- Information shown -
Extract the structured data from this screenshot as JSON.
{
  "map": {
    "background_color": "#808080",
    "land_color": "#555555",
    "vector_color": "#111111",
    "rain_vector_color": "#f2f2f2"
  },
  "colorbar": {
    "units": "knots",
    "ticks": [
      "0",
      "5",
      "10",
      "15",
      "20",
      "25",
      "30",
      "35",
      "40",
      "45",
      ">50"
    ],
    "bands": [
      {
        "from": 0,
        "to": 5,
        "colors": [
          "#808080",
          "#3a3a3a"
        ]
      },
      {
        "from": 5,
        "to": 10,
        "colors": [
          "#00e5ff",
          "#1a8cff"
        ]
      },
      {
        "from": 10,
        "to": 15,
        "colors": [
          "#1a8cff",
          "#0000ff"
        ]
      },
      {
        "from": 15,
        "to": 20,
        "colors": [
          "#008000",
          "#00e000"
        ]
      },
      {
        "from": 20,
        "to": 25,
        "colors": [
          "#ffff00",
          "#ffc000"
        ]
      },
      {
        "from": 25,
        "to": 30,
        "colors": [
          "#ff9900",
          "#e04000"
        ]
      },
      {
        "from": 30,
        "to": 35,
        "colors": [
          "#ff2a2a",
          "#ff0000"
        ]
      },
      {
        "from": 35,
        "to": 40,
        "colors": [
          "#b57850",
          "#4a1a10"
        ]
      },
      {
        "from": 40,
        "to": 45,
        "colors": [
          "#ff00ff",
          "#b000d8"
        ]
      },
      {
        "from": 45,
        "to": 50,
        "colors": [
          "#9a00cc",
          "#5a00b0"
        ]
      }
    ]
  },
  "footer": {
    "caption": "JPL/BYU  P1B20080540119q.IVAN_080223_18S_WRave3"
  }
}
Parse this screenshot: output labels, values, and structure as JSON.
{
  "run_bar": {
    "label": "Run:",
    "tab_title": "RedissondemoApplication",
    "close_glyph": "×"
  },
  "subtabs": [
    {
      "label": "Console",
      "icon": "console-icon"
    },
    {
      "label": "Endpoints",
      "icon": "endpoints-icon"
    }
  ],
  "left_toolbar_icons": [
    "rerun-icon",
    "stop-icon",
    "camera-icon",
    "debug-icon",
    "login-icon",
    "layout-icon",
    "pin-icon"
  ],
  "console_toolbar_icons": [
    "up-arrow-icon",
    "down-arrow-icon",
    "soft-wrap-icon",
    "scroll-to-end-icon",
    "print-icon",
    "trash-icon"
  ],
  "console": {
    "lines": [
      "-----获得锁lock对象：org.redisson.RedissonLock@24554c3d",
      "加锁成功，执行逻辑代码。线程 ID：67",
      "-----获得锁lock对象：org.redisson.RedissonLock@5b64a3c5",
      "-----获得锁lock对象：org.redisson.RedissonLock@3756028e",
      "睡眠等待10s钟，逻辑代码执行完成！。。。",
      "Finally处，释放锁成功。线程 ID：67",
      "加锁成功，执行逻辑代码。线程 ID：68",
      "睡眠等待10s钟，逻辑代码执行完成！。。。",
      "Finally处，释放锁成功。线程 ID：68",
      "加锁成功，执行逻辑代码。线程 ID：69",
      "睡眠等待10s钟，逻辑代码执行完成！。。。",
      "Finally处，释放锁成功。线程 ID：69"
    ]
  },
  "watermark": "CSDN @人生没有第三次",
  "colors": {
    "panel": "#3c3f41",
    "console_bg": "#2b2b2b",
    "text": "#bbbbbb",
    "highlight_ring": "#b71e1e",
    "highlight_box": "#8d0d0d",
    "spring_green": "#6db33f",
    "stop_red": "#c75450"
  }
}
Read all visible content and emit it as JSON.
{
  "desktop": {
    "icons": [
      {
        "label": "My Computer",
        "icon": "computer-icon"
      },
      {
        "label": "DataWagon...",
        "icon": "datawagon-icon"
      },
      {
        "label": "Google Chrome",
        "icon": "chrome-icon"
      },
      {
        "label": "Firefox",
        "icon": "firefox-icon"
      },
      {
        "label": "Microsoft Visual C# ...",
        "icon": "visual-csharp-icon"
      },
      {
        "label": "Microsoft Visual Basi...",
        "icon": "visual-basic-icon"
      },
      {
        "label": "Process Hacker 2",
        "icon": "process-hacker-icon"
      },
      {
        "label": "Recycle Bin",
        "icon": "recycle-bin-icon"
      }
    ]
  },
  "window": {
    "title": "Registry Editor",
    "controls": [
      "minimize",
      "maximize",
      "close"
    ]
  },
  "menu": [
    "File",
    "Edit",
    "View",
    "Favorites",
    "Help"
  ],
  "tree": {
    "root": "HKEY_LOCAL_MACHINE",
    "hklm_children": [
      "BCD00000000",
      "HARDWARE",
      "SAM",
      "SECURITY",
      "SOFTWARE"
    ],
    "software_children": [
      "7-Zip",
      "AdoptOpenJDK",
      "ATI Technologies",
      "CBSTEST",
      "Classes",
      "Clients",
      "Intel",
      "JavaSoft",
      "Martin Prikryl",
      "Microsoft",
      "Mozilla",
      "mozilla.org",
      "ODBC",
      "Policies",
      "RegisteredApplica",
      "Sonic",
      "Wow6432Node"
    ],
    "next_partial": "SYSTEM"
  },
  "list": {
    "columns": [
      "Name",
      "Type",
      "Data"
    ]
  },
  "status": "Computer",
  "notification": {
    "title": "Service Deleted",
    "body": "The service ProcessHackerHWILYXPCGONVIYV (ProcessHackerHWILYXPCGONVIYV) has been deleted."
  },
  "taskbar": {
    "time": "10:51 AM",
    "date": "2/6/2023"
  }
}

- Task objective -
Reproduce every record, matching each line exactly.

- Final result -
Extract the structured data from this screenshot as JSON.
{
  "map": {
    "background_color": "#808080",
    "land_color": "#555555",
    "vector_color": "#111111",
    "rain_vector_color": "#f2f2f2"
  },
  "colorbar": {
    "units": "knots",
    "ticks": [
      "0",
      "5",
      "10",
      "15",
      "20",
      "25",
      "30",
      "35",
      "40",
      "45",
      ">50"
    ],
    "bands": [
      {
        "from": 0,
        "to": 5,
        "colors": [
          "#808080",
          "#3a3a3a"
        ]
      },
      {
        "from": 5,
        "to": 10,
        "colors": [
          "#00e5ff",
          "#1a8cff"
        ]
      },
      {
        "from": 10,
        "to": 15,
        "colors": [
          "#1a8cff",
          "#0000ff"
        ]
      },
      {
        "from": 15,
        "to": 20,
        "colors": [
          "#008000",
          "#00e000"
        ]
      },
      {
        "from": 20,
        "to": 25,
        "colors": [
          "#ffff00",
          "#ffc000"
        ]
      },
      {
        "from": 25,
        "to": 30,
        "colors": [
          "#ff9900",
          "#e04000"
        ]
      },
      {
        "from": 30,
        "to": 35,
        "colors": [
          "#ff2a2a",
          "#ff0000"
        ]
      },
      {
        "from": 35,
        "to": 40,
        "colors": [
          "#b57850",
          "#4a1a10"
        ]
      },
      {
        "from": 40,
        "to": 45,
        "colors": [
          "#ff00ff",
          "#b000d8"
        ]
      },
      {
        "from": 45,
        "to": 50,
        "colors": [
          "#9a00cc",
          "#5a00b0"
        ]
      }
    ]
  },
  "footer": {
    "caption": "JPL/BYU  P1B20080540119q.IVAN_080223_18S_WRave3"
  }
}
Parse this screenshot: output labels, values, and structure as JSON.
{
  "run_bar": {
    "label": "Run:",
    "tab_title": "RedissondemoApplication",
    "close_glyph": "×"
  },
  "subtabs": [
    {
      "label": "Console",
      "icon": "console-icon"
    },
    {
      "label": "Endpoints",
      "icon": "endpoints-icon"
    }
  ],
  "left_toolbar_icons": [
    "rerun-icon",
    "stop-icon",
    "camera-icon",
    "debug-icon",
    "login-icon",
    "layout-icon",
    "pin-icon"
  ],
  "console_toolbar_icons": [
    "up-arrow-icon",
    "down-arrow-icon",
    "soft-wrap-icon",
    "scroll-to-end-icon",
    "print-icon",
    "trash-icon"
  ],
  "console": {
    "lines": [
      "-----获得锁lock对象：org.redisson.RedissonLock@24554c3d",
      "加锁成功，执行逻辑代码。线程 ID：67",
      "-----获得锁lock对象：org.redisson.RedissonLock@5b64a3c5",
      "-----获得锁lock对象：org.redisson.RedissonLock@3756028e",
      "睡眠等待10s钟，逻辑代码执行完成！。。。",
      "Finally处，释放锁成功。线程 ID：67",
      "加锁成功，执行逻辑代码。线程 ID：68",
      "睡眠等待10s钟，逻辑代码执行完成！。。。",
      "Finally处，释放锁成功。线程 ID：68",
      "加锁成功，执行逻辑代码。线程 ID：69",
      "睡眠等待10s钟，逻辑代码执行完成！。。。",
      "Finally处，释放锁成功。线程 ID：69"
    ]
  },
  "watermark": "CSDN @人生没有第三次",
  "colors": {
    "panel": "#3c3f41",
    "console_bg": "#2b2b2b",
    "text": "#bbbbbb",
    "highlight_ring": "#b71e1e",
    "highlight_box": "#8d0d0d",
    "spring_green": "#6db33f",
    "stop_red": "#c75450"
  }
}
Read all visible content and emit it as JSON.
{
  "desktop": {
    "icons": [
      {
        "label": "My Computer",
        "icon": "computer-icon"
      },
      {
        "label": "DataWagon...",
        "icon": "datawagon-icon"
      },
      {
        "label": "Google Chrome",
        "icon": "chrome-icon"
      },
      {
        "label": "Firefox",
        "icon": "firefox-icon"
      },
      {
        "label": "Microsoft Visual C# ...",
        "icon": "visual-csharp-icon"
      },
      {
        "label": "Microsoft Visual Basi...",
        "icon": "visual-basic-icon"
      },
      {
        "label": "Process Hacker 2",
        "icon": "process-hacker-icon"
      },
      {
        "label": "Recycle Bin",
        "icon": "recycle-bin-icon"
      }
    ]
  },
  "window": {
    "title": "Registry Editor",
    "controls": [
      "minimize",
      "maximize",
      "close"
    ]
  },
  "menu": [
    "File",
    "Edit",
    "View",
    "Favorites",
    "Help"
  ],
  "tree": {
    "root": "HKEY_LOCAL_MACHINE",
    "hklm_children": [
      "BCD00000000",
      "HARDWARE",
      "SAM",
      "SECURITY",
      "SOFTWARE"
    ],
    "software_children": [
      "7-Zip",
      "AdoptOpenJDK",
      "ATI Technologies",
      "CBSTEST",
      "Classes",
      "Clients",
      "Intel",
      "JavaSoft",
      "Martin Prikryl",
      "Microsoft",
      "Mozilla",
      "mozilla.org",
      "ODBC",
      "Policies",
      "RegisteredApplica",
      "Sonic",
      "Wow6432Node"
    ],
    "next_partial": "SYSTEM"
  },
  "list": {
    "columns": [
      "Name",
      "Type",
      "Data"
    ]
  },
  "status": "Computer",
  "notification": {
    "title": "Service Deleted",
    "body": "The service ProcessHackerHWILYXPCGONVIYV (ProcessHackerHWILYXPCGONVIYV) has been deleted."
  },
  "taskbar": {
    "time": "10:51 AM",
    "date": "2/6/2023"
  }
}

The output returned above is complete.